### Direction
Pictures should be excluded; otherwise, copy every entry exactly.
::::
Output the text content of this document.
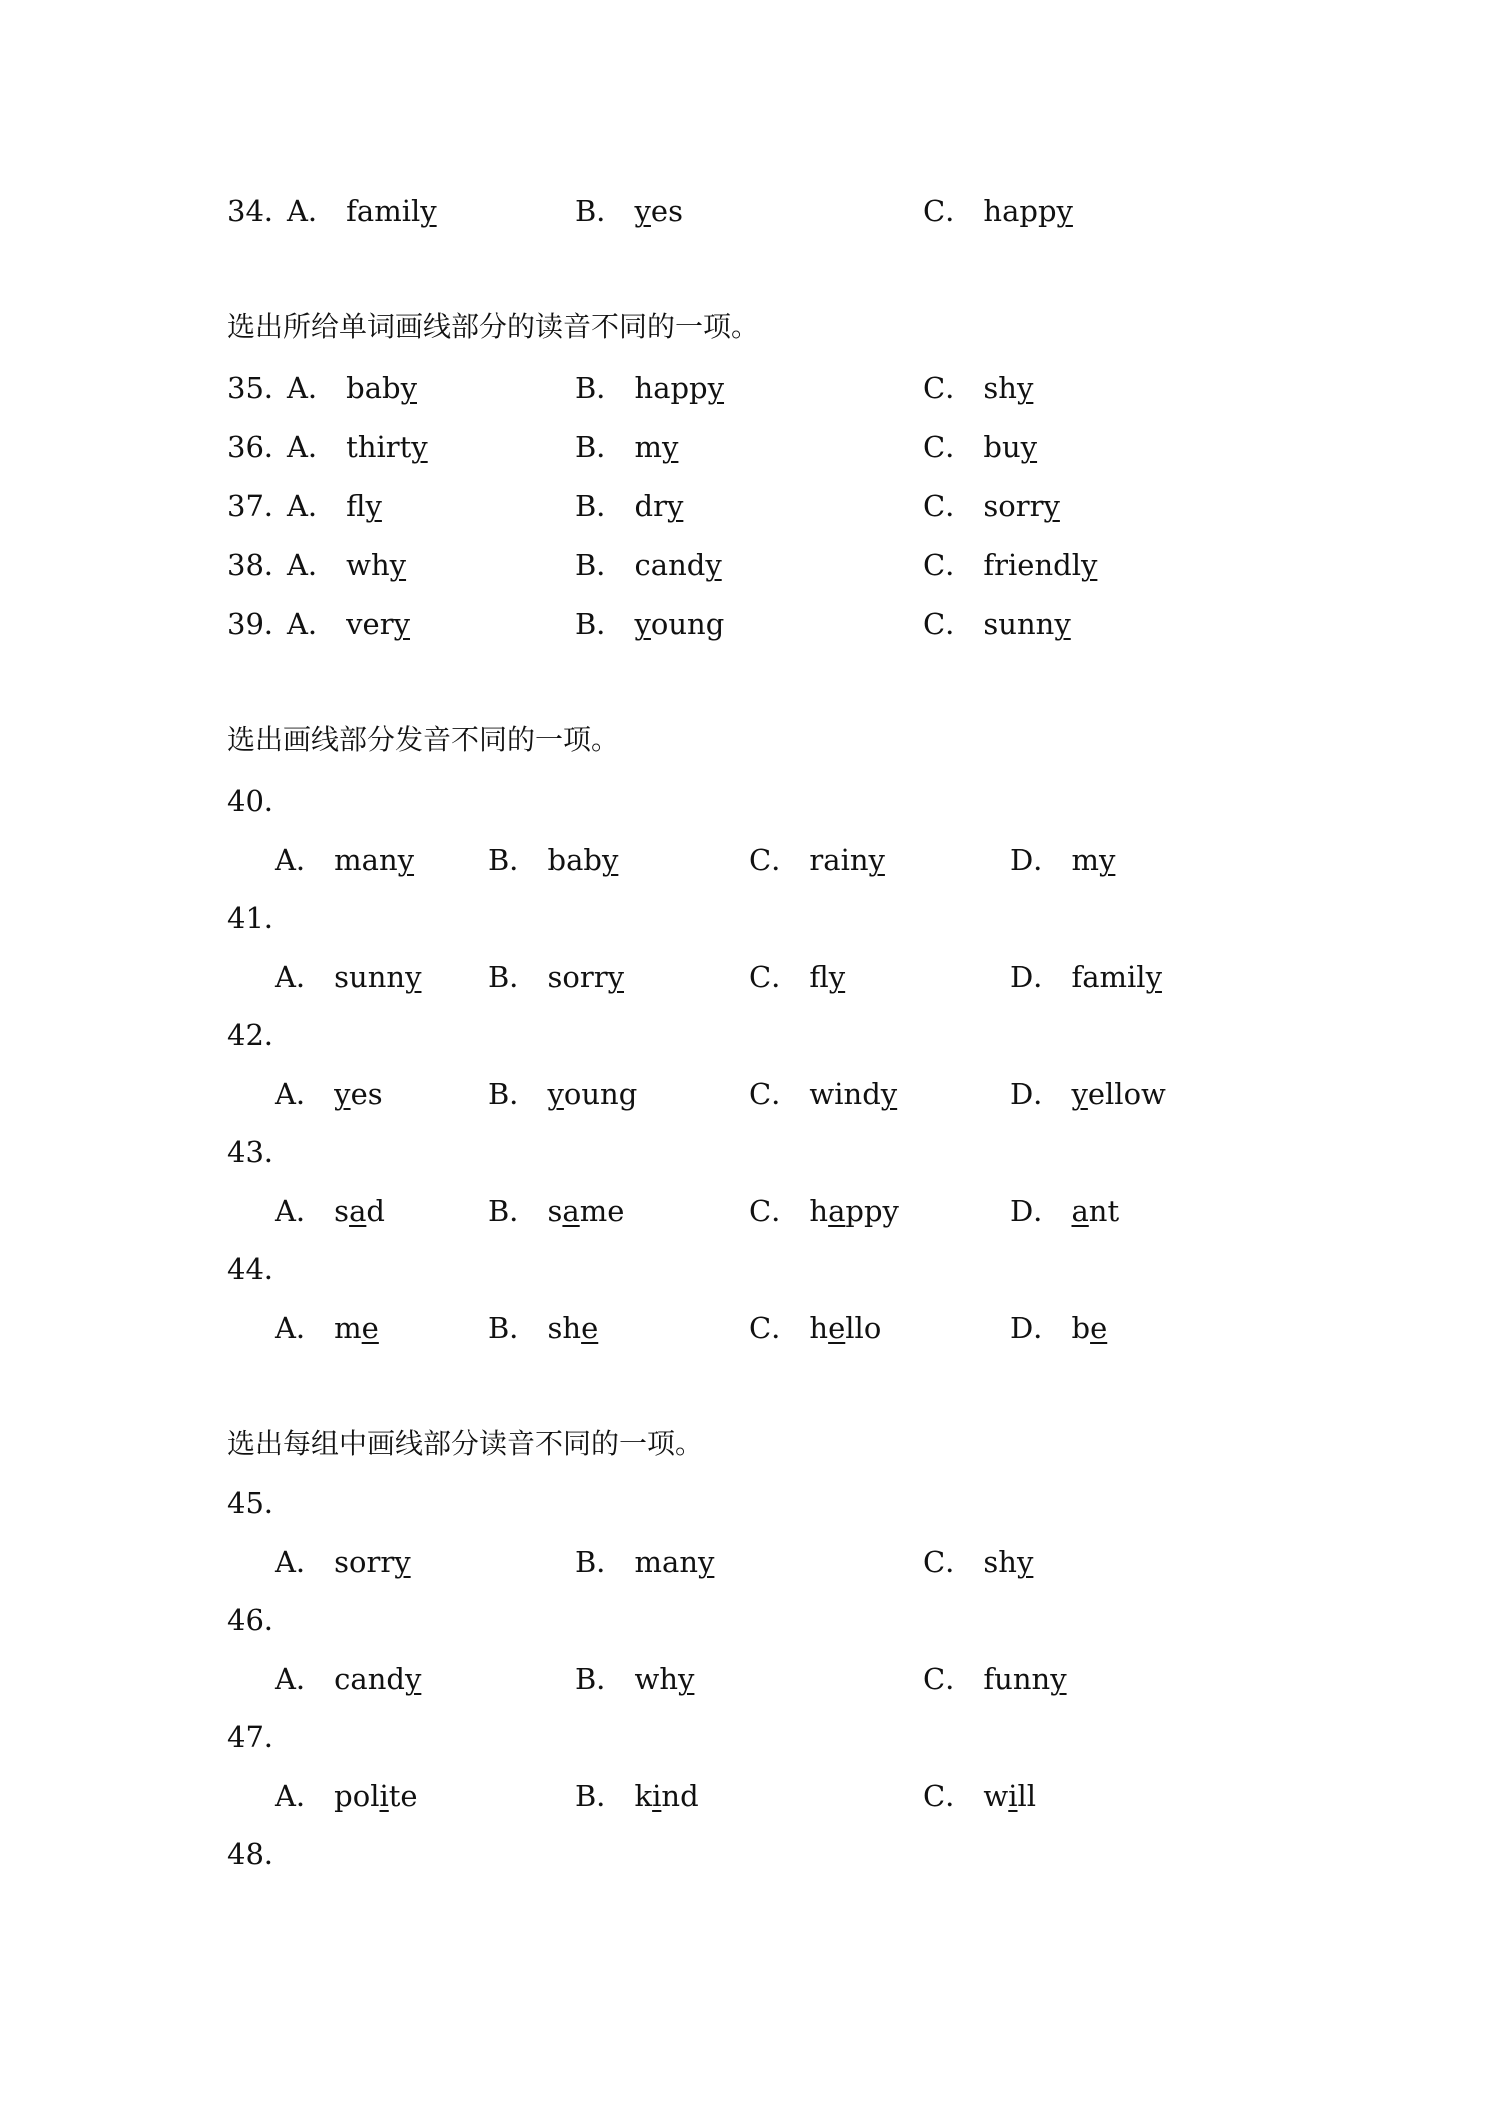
34．
A． family	B． yes	C． happy
选出所给单词画线部分的读音不同的一项。
35．
A． baby	B． happy	C． shy
36．
A． thirty	B． my	C． buy
37．
A． fly	B． dry	C． sorry
38．
A． why	B． candy	C． friendly
39．
A． very	B． young	C． sunny
选出画线部分发音不同的一项。
40．
A． many	B． baby	C． rainy	D． my
41．
A． sunny B． sorry	C． fly	D． family
42．
A． yes	B． young	C． windy	D． yellow
43．
A． sad	B． same	C． happy	D． ant
44．
A． me	B． she	C． hello	D． be
选出每组中画线部分读音不同的一项。
45．
A． sorry	B． many	C． shy
46．
A． candy	B． why	C． funny
47．
A． polite	B． kind	C． will
48．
::::
### Answer to the problem
Output the text content of this document.
34．
A． family	B． yes	C． happy
选出所给单词画线部分的读音不同的一项。
35．
A． baby	B． happy	C． shy
36．
A． thirty	B． my	C． buy
37．
A． fly	B． dry	C． sorry
38．
A． why	B． candy	C． friendly
39．
A． very	B． young	C． sunny
选出画线部分发音不同的一项。
40．
A． many	B． baby	C． rainy	D． my
41．
A． sunny B． sorry	C． fly	D． family
42．
A． yes	B． young	C． windy	D． yellow
43．
A． sad	B． same	C． happy	D． ant
44．
A． me	B． she	C． hello	D． be
选出每组中画线部分读音不同的一项。
45．
A． sorry	B． many	C． shy
46．
A． candy	B． why	C． funny
47．
A． polite	B． kind	C． will
48．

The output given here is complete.